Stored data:
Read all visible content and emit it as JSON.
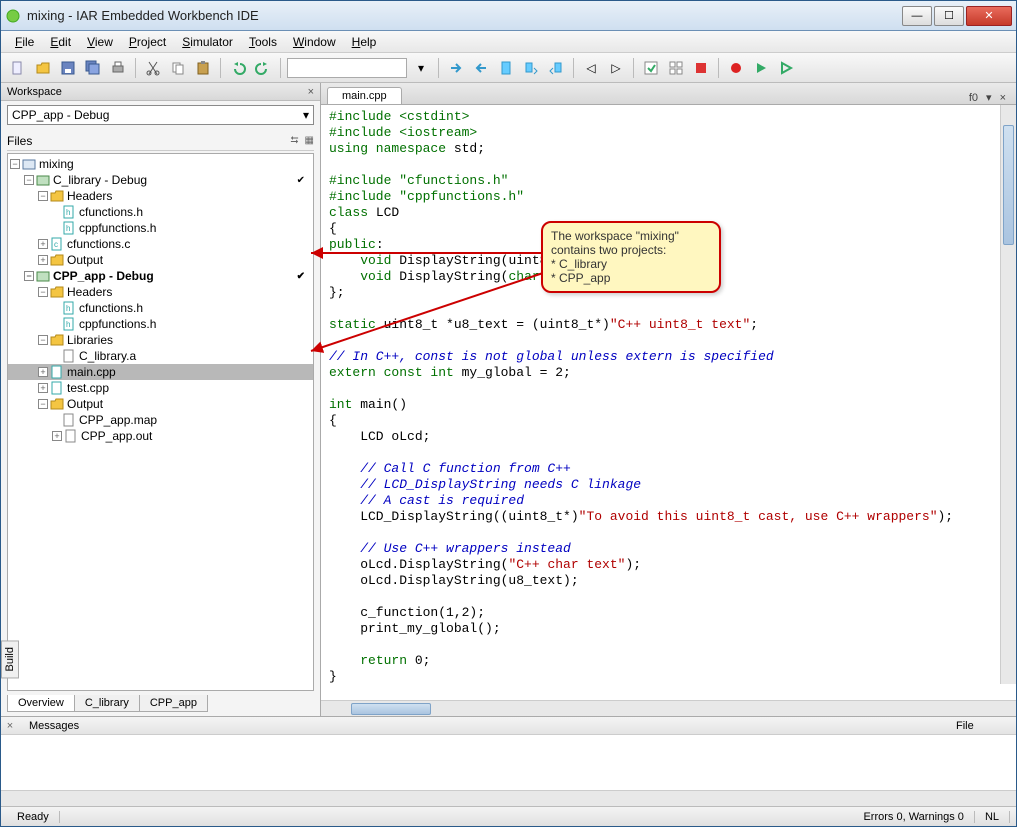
{
  "window": {
    "title": "mixing - IAR Embedded Workbench IDE"
  },
  "menu": {
    "items": [
      "File",
      "Edit",
      "View",
      "Project",
      "Simulator",
      "Tools",
      "Window",
      "Help"
    ]
  },
  "workspace": {
    "panel_title": "Workspace",
    "combo": "CPP_app - Debug",
    "files_label": "Files",
    "tree": {
      "root": "mixing",
      "p1": "C_library - Debug",
      "p1_headers": "Headers",
      "p1_h1": "cfunctions.h",
      "p1_h2": "cppfunctions.h",
      "p1_c1": "cfunctions.c",
      "p1_out": "Output",
      "p2": "CPP_app - Debug",
      "p2_headers": "Headers",
      "p2_h1": "cfunctions.h",
      "p2_h2": "cppfunctions.h",
      "p2_libs": "Libraries",
      "p2_lib1": "C_library.a",
      "p2_main": "main.cpp",
      "p2_test": "test.cpp",
      "p2_out": "Output",
      "p2_map": "CPP_app.map",
      "p2_outf": "CPP_app.out"
    },
    "tabs": [
      "Overview",
      "C_library",
      "CPP_app"
    ]
  },
  "editor": {
    "tab": "main.cpp",
    "fn_indicator": "f0",
    "code_lines": [
      {
        "t": "#include <cstdint>",
        "c": "kw"
      },
      {
        "t": "#include <iostream>",
        "c": "kw"
      },
      {
        "seg": [
          {
            "t": "using namespace",
            "c": "kw"
          },
          {
            "t": " std;",
            "c": ""
          }
        ]
      },
      {
        "t": "",
        "c": ""
      },
      {
        "t": "#include \"cfunctions.h\"",
        "c": "kw"
      },
      {
        "t": "#include \"cppfunctions.h\"",
        "c": "kw"
      },
      {
        "seg": [
          {
            "t": "class",
            "c": "kw"
          },
          {
            "t": " LCD",
            "c": ""
          }
        ]
      },
      {
        "t": "{",
        "c": ""
      },
      {
        "seg": [
          {
            "t": "public",
            "c": "kw"
          },
          {
            "t": ":",
            "c": ""
          }
        ]
      },
      {
        "seg": [
          {
            "t": "    ",
            "c": ""
          },
          {
            "t": "void",
            "c": "kw"
          },
          {
            "t": " DisplayString(uint8_t *text);",
            "c": ""
          }
        ]
      },
      {
        "seg": [
          {
            "t": "    ",
            "c": ""
          },
          {
            "t": "void",
            "c": "kw"
          },
          {
            "t": " DisplayString(",
            "c": ""
          },
          {
            "t": "char",
            "c": "kw"
          },
          {
            "t": " *text);",
            "c": ""
          }
        ]
      },
      {
        "t": "};",
        "c": ""
      },
      {
        "t": "",
        "c": ""
      },
      {
        "seg": [
          {
            "t": "static",
            "c": "kw"
          },
          {
            "t": " uint8_t *u8_text = (uint8_t*)",
            "c": ""
          },
          {
            "t": "\"C++ uint8_t text\"",
            "c": "str"
          },
          {
            "t": ";",
            "c": ""
          }
        ]
      },
      {
        "t": "",
        "c": ""
      },
      {
        "t": "// In C++, const is not global unless extern is specified",
        "c": "cm"
      },
      {
        "seg": [
          {
            "t": "extern const int",
            "c": "kw"
          },
          {
            "t": " my_global = 2;",
            "c": ""
          }
        ]
      },
      {
        "t": "",
        "c": ""
      },
      {
        "seg": [
          {
            "t": "int",
            "c": "kw"
          },
          {
            "t": " main()",
            "c": ""
          }
        ]
      },
      {
        "t": "{",
        "c": ""
      },
      {
        "t": "    LCD oLcd;",
        "c": ""
      },
      {
        "t": "",
        "c": ""
      },
      {
        "t": "    // Call C function from C++",
        "c": "cm"
      },
      {
        "t": "    // LCD_DisplayString needs C linkage",
        "c": "cm"
      },
      {
        "t": "    // A cast is required",
        "c": "cm"
      },
      {
        "seg": [
          {
            "t": "    LCD_DisplayString((uint8_t*)",
            "c": ""
          },
          {
            "t": "\"To avoid this uint8_t cast, use C++ wrappers\"",
            "c": "str"
          },
          {
            "t": ");",
            "c": ""
          }
        ]
      },
      {
        "t": "",
        "c": ""
      },
      {
        "t": "    // Use C++ wrappers instead",
        "c": "cm"
      },
      {
        "seg": [
          {
            "t": "    oLcd.DisplayString(",
            "c": ""
          },
          {
            "t": "\"C++ char text\"",
            "c": "str"
          },
          {
            "t": ");",
            "c": ""
          }
        ]
      },
      {
        "t": "    oLcd.DisplayString(u8_text);",
        "c": ""
      },
      {
        "t": "",
        "c": ""
      },
      {
        "t": "    c_function(1,2);",
        "c": ""
      },
      {
        "t": "    print_my_global();",
        "c": ""
      },
      {
        "t": "",
        "c": ""
      },
      {
        "seg": [
          {
            "t": "    ",
            "c": ""
          },
          {
            "t": "return",
            "c": "kw"
          },
          {
            "t": " 0;",
            "c": ""
          }
        ]
      },
      {
        "t": "}",
        "c": ""
      }
    ]
  },
  "annotation": {
    "l1": "The workspace \"mixing\"",
    "l2": "contains two projects:",
    "l3": "* C_library",
    "l4": "* CPP_app"
  },
  "build": {
    "vtab": "Build",
    "col_messages": "Messages",
    "col_file": "File"
  },
  "status": {
    "ready": "Ready",
    "errors": "Errors 0, Warnings 0",
    "nl": "NL"
  }
}
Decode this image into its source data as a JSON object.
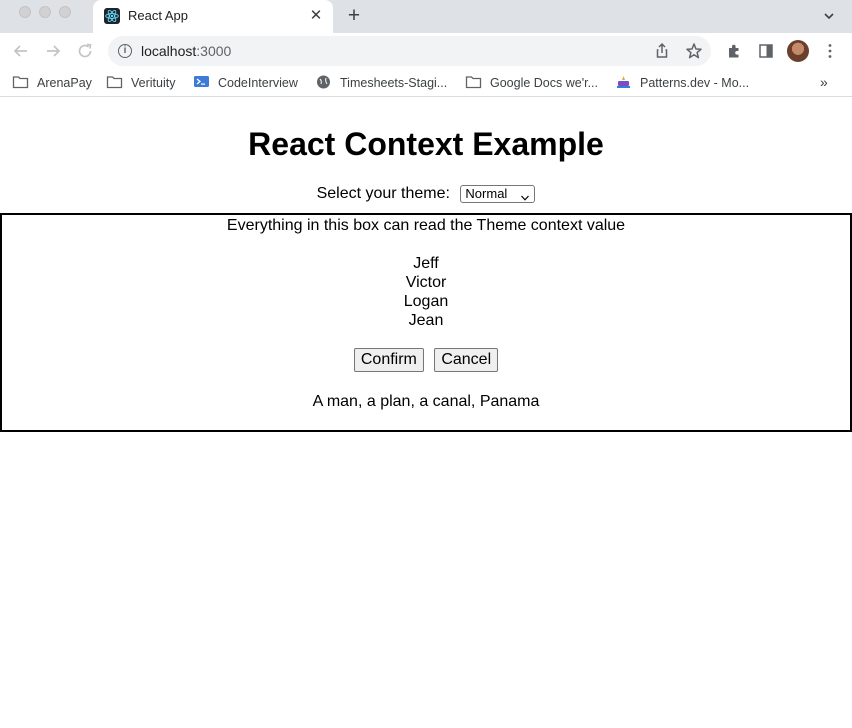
{
  "browser": {
    "tab_title": "React App",
    "tab_close": "✕",
    "new_tab": "+",
    "url_host": "localhost",
    "url_port": ":3000",
    "info_glyph": "i",
    "icons": [
      "back-icon",
      "forward-icon",
      "reload-icon",
      "info-icon",
      "share-icon",
      "star-icon",
      "extensions-icon",
      "side-panel-icon",
      "profile-avatar",
      "more-icon",
      "tab-list-icon"
    ],
    "bookmarks": [
      {
        "label": "ArenaPay",
        "icon": "folder-icon"
      },
      {
        "label": "Verituity",
        "icon": "folder-icon"
      },
      {
        "label": "CodeInterview",
        "icon": "terminal-icon"
      },
      {
        "label": "Timesheets-Stagi...",
        "icon": "globe-icon"
      },
      {
        "label": "Google Docs we'r...",
        "icon": "folder-icon"
      },
      {
        "label": "Patterns.dev - Mo...",
        "icon": "patterns-icon"
      }
    ],
    "bookmarks_more": "»"
  },
  "page": {
    "heading": "React Context Example",
    "theme_label": "Select your theme:",
    "theme_selected": "Normal",
    "box_text": "Everything in this box can read the Theme context value",
    "names": [
      "Jeff",
      "Victor",
      "Logan",
      "Jean"
    ],
    "confirm_label": "Confirm",
    "cancel_label": "Cancel",
    "palindrome": "A man, a plan, a canal, Panama"
  },
  "colors": {
    "tabstrip_bg": "#dee1e6",
    "omnibox_bg": "#f1f3f4",
    "react_blue": "#61dafb",
    "codeinterview_blue": "#3e7bd6"
  }
}
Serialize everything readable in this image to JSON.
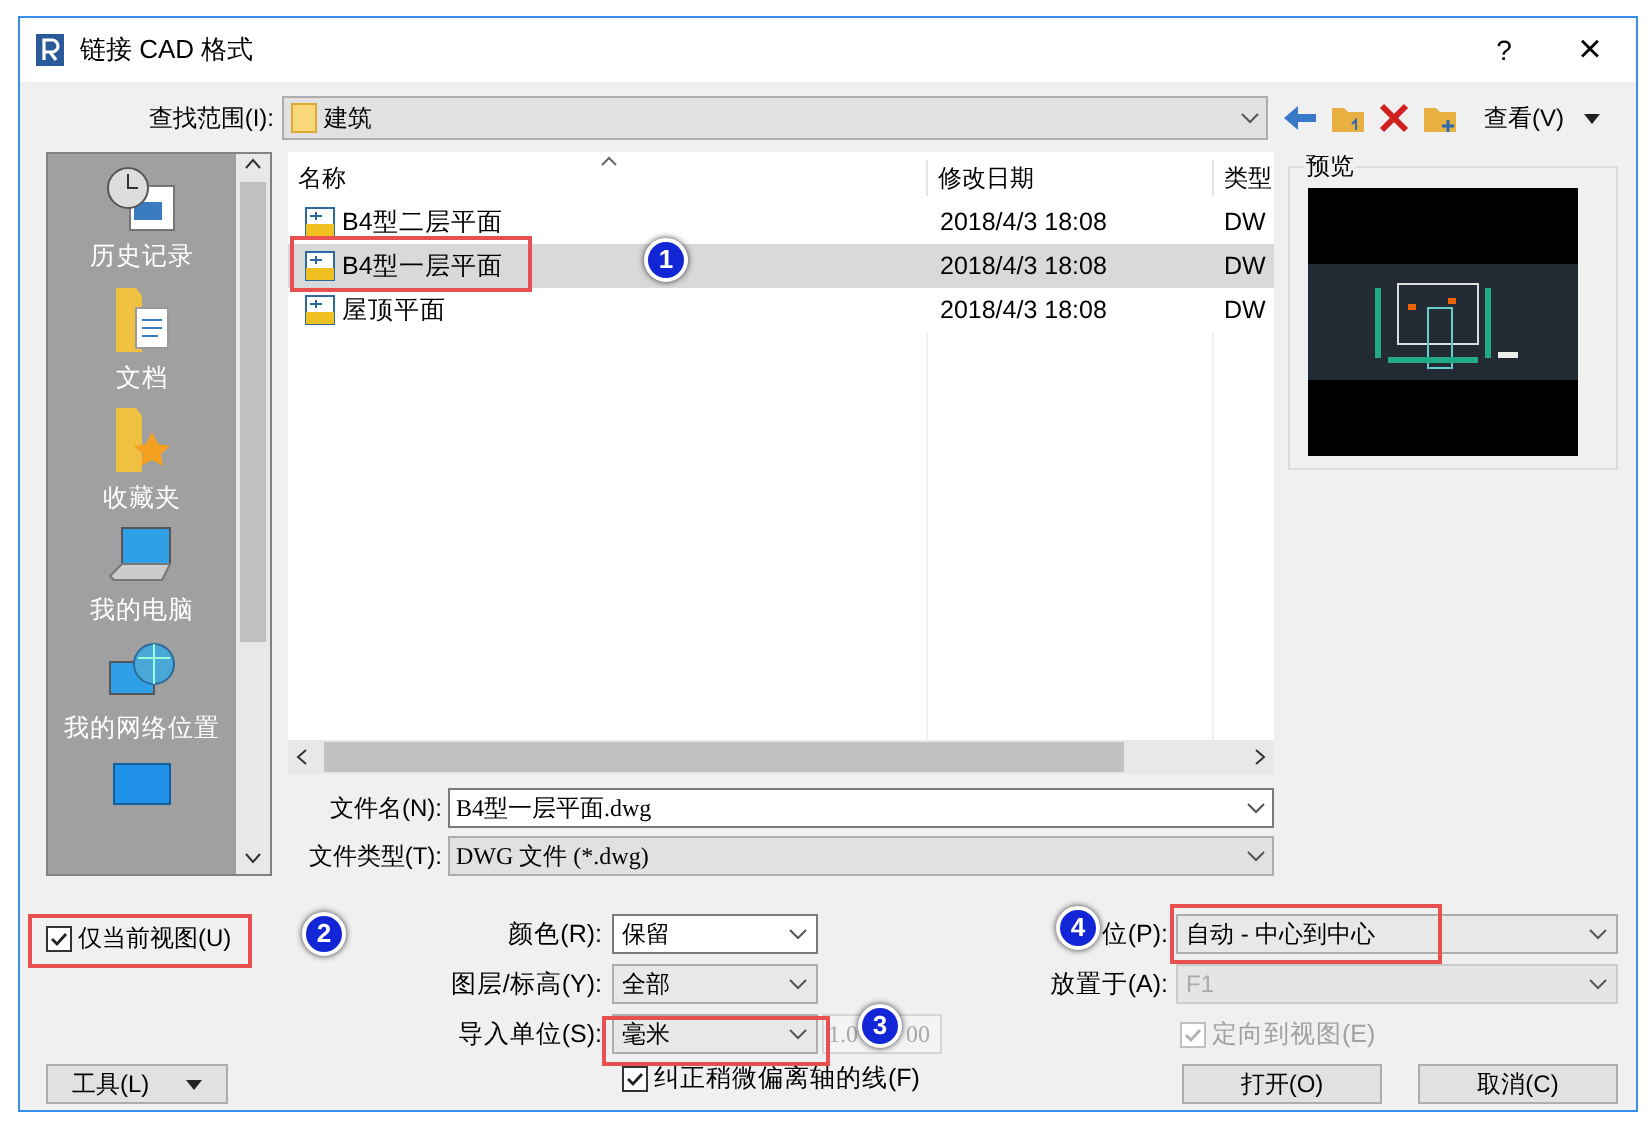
{
  "window": {
    "title": "链接 CAD 格式",
    "help": "?",
    "close": "×"
  },
  "look_in": {
    "label": "查找范围(I):",
    "value": "建筑"
  },
  "toolbar": {
    "view_label": "查看(V)"
  },
  "places": [
    {
      "kind": "history",
      "label": "历史记录"
    },
    {
      "kind": "documents",
      "label": "文档"
    },
    {
      "kind": "favorites",
      "label": "收藏夹"
    },
    {
      "kind": "computer",
      "label": "我的电脑"
    },
    {
      "kind": "network",
      "label": "我的网络位置"
    },
    {
      "kind": "desktop"
    }
  ],
  "file_list": {
    "columns": [
      "名称",
      "修改日期",
      "类型"
    ],
    "rows": [
      {
        "name": "B4型二层平面",
        "date": "2018/4/3 18:08",
        "type": "DW",
        "selected": false
      },
      {
        "name": "B4型一层平面",
        "date": "2018/4/3 18:08",
        "type": "DW",
        "selected": true
      },
      {
        "name": "屋顶平面",
        "date": "2018/4/3 18:08",
        "type": "DW",
        "selected": false
      }
    ]
  },
  "preview": {
    "label": "预览"
  },
  "file_name": {
    "label": "文件名(N):",
    "value": "B4型一层平面.dwg"
  },
  "file_type": {
    "label": "文件类型(T):",
    "value": "DWG 文件 (*.dwg)"
  },
  "current_view_only": {
    "label": "仅当前视图(U)",
    "checked": true
  },
  "options_left": [
    {
      "label": "颜色(R):",
      "value": "保留",
      "disabled": false
    },
    {
      "label": "图层/标高(Y):",
      "value": "全部",
      "disabled": false
    },
    {
      "label": "导入单位(S):",
      "value": "毫米",
      "disabled": false,
      "scale_parts": [
        "1.0",
        "00"
      ]
    }
  ],
  "correct_lines": {
    "label": "纠正稍微偏离轴的线(F)",
    "checked": true
  },
  "options_right": [
    {
      "label": "位(P):",
      "value": "自动 - 中心到中心",
      "disabled": false
    },
    {
      "label": "放置于(A):",
      "value": "F1",
      "disabled": true
    }
  ],
  "orient_to_view": {
    "label": "定向到视图(E)",
    "checked": true,
    "disabled": true
  },
  "buttons": {
    "tools": "工具(L)",
    "open": "打开(O)",
    "cancel": "取消(C)"
  },
  "annotations": [
    {
      "number": "1"
    },
    {
      "number": "2"
    },
    {
      "number": "3"
    },
    {
      "number": "4"
    }
  ]
}
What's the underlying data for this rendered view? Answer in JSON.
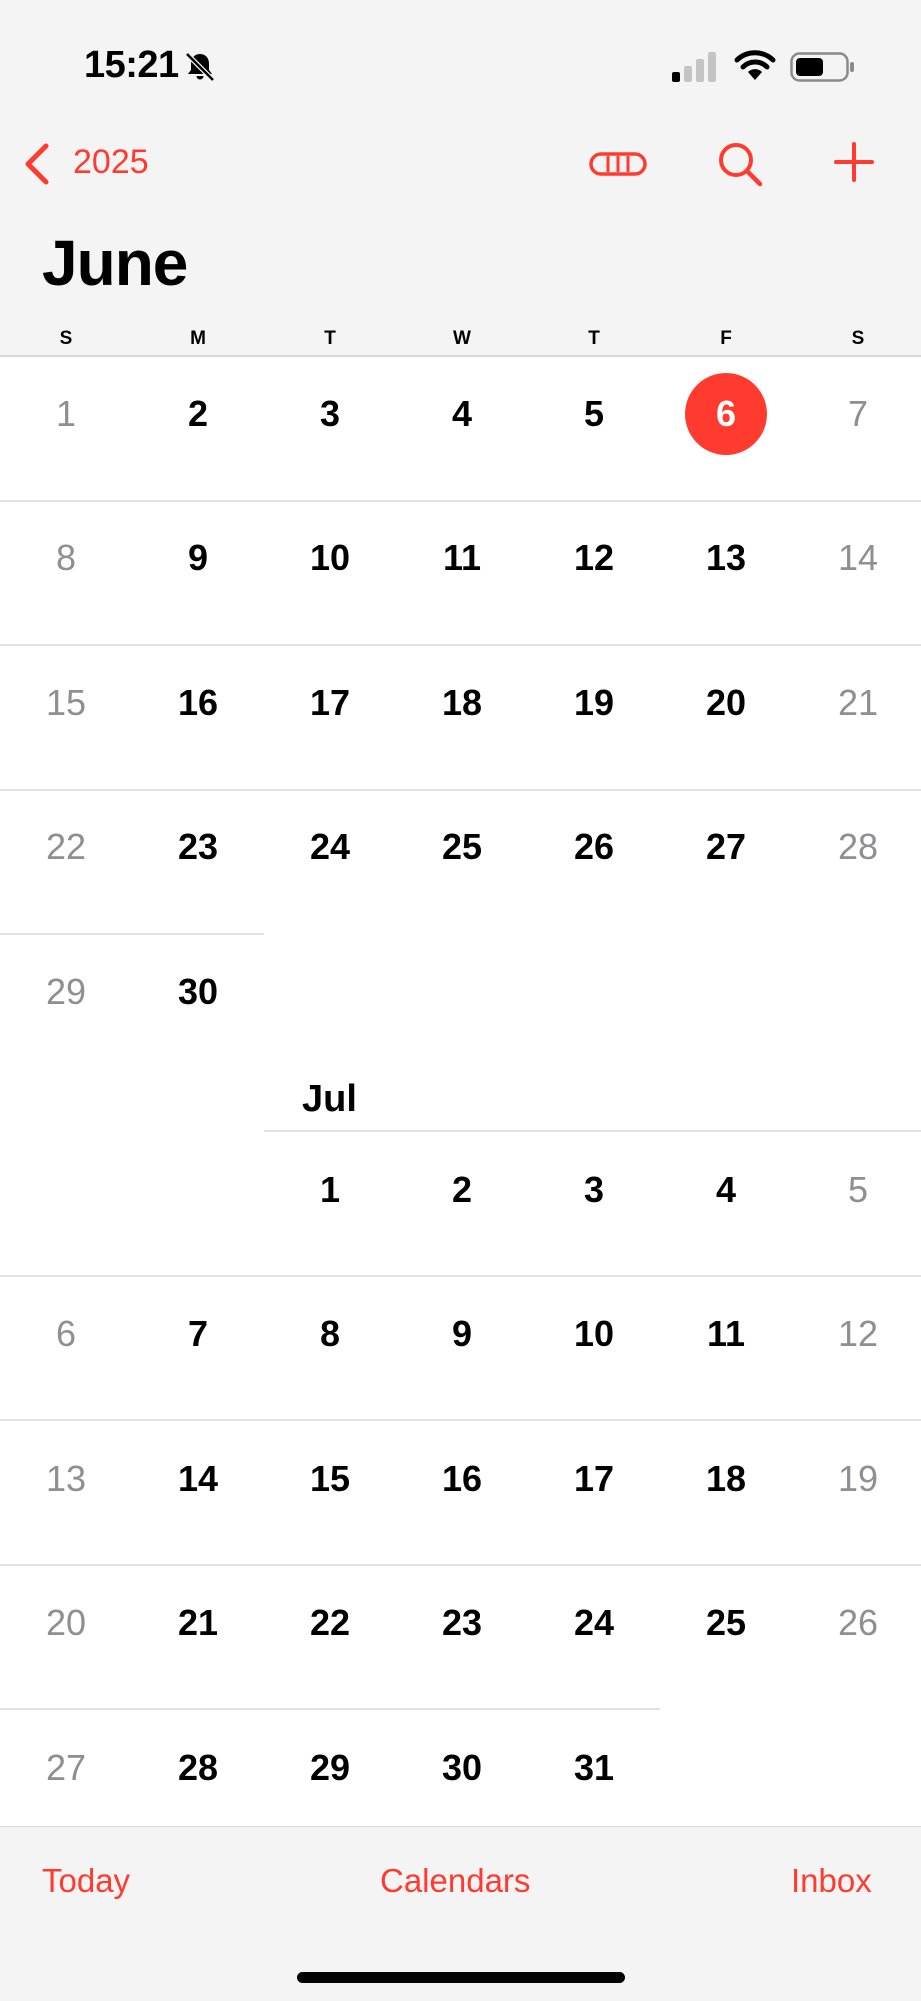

=== WHAT TO PRODUCE ===
Select and copy each line from the data that includes the word "JSON".

=== RESULT OF THE TASK ===
Read all visible content and emit it as JSON.
Decode this image into its source data as a JSON object.
Serialize everything readable in this image to JSON.
What's the underlying data for this rendered view? Answer in JSON.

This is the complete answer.